[ENTRIES SUPPLIED start]
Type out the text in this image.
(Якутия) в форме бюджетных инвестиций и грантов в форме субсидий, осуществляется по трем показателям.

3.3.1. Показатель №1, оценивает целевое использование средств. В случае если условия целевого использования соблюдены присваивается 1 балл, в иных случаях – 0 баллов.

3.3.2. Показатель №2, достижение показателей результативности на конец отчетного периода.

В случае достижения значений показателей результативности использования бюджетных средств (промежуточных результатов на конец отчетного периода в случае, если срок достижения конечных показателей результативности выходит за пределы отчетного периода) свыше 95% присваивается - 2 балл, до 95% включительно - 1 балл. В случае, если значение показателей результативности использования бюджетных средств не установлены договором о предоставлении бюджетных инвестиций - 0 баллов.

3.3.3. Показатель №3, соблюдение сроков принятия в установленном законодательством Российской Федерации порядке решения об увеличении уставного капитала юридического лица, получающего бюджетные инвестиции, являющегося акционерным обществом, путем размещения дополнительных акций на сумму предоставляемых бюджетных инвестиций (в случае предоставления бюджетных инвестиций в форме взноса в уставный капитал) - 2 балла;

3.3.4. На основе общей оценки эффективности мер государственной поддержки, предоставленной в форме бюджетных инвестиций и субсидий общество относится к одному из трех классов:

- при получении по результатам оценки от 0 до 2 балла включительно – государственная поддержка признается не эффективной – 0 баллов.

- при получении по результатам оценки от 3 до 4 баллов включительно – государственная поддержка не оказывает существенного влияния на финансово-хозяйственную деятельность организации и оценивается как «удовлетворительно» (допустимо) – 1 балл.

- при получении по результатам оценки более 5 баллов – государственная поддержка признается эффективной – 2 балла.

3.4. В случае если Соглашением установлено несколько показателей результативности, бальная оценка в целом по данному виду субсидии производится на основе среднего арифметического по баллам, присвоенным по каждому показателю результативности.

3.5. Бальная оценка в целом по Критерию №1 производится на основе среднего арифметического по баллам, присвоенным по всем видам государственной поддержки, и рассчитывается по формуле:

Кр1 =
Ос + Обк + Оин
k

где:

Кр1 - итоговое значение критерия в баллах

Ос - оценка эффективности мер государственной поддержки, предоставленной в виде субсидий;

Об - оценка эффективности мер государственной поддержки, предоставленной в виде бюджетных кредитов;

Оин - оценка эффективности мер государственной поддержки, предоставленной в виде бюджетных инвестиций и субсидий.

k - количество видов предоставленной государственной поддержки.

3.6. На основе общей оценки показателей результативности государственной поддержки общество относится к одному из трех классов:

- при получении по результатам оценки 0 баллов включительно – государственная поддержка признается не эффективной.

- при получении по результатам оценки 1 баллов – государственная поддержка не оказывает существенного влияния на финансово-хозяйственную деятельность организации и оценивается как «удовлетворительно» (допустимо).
[ENTRIES SUPPLIED end]
- [TASK DETAILS]
Copy every line of the listing that contains the word "одному".

- [SOLUTION]
3.3.4. На основе общей оценки эффективности мер государственной поддержки, предоставленной в форме бюджетных инвестиций и субсидий общество относится к одному из трех классов:
3.6. На основе общей оценки показателей результативности государственной поддержки общество относится к одному из трех классов:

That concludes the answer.